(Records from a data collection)
— begin —

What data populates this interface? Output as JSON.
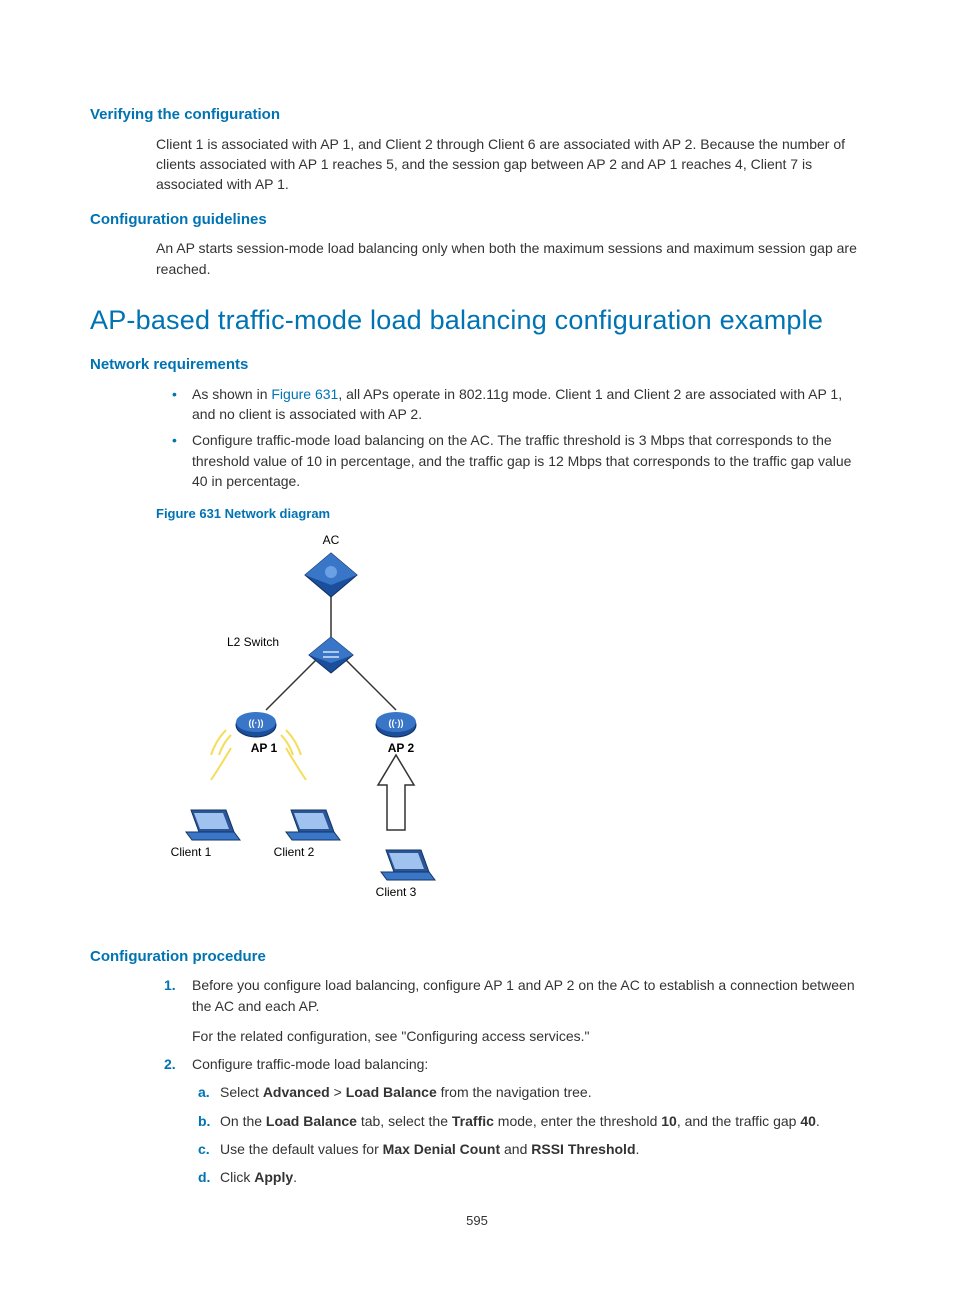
{
  "sec1": {
    "title": "Verifying the configuration",
    "body": "Client 1 is associated with AP 1, and Client 2 through Client 6 are associated with AP 2. Because the number of clients associated with AP 1 reaches 5, and the session gap between AP 2 and AP 1 reaches 4, Client 7 is associated with AP 1."
  },
  "sec2": {
    "title": "Configuration guidelines",
    "body": "An AP starts session-mode load balancing only when both the maximum sessions and maximum session gap are reached."
  },
  "main_heading": "AP-based traffic-mode load balancing configuration example",
  "sec3": {
    "title": "Network requirements",
    "bullet1_pre": "As shown in ",
    "bullet1_link": "Figure 631",
    "bullet1_post": ", all APs operate in 802.11g mode. Client 1 and Client 2 are associated with AP 1, and no client is associated with AP 2.",
    "bullet2": "Configure traffic-mode load balancing on the AC. The traffic threshold is 3 Mbps that corresponds to the threshold value of 10 in percentage, and the traffic gap is 12 Mbps that corresponds to the traffic gap value 40 in percentage."
  },
  "figure": {
    "caption": "Figure 631 Network diagram",
    "labels": {
      "ac": "AC",
      "l2": "L2 Switch",
      "ap1": "AP 1",
      "ap2": "AP 2",
      "c1": "Client 1",
      "c2": "Client 2",
      "c3": "Client 3"
    }
  },
  "sec4": {
    "title": "Configuration procedure",
    "step1a": "Before you configure load balancing, configure AP 1 and AP 2 on the AC to establish a connection between the AC and each AP.",
    "step1b": "For the related configuration, see \"Configuring access services.\"",
    "step2_intro": "Configure traffic-mode load balancing:",
    "step2a_pre": "Select ",
    "step2a_b1": "Advanced",
    "step2a_gt": " > ",
    "step2a_b2": "Load Balance",
    "step2a_post": " from the navigation tree.",
    "step2b_pre": "On the ",
    "step2b_b1": "Load Balance",
    "step2b_mid1": " tab, select the ",
    "step2b_b2": "Traffic",
    "step2b_mid2": " mode, enter the threshold ",
    "step2b_b3": "10",
    "step2b_mid3": ", and the traffic gap ",
    "step2b_b4": "40",
    "step2b_post": ".",
    "step2c_pre": "Use the default values for ",
    "step2c_b1": "Max Denial Count",
    "step2c_mid": " and ",
    "step2c_b2": "RSSI Threshold",
    "step2c_post": ".",
    "step2d_pre": "Click ",
    "step2d_b1": "Apply",
    "step2d_post": "."
  },
  "page_number": "595",
  "markers": {
    "n1": "1.",
    "n2": "2.",
    "a": "a.",
    "b": "b.",
    "c": "c.",
    "d": "d."
  }
}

— end —

__Work required__: Every line in the data above that contains "Network" needs to be copied.

__Answer to the problem__:
    "title": "Network requirements",
    "caption": "Figure 631 Network diagram",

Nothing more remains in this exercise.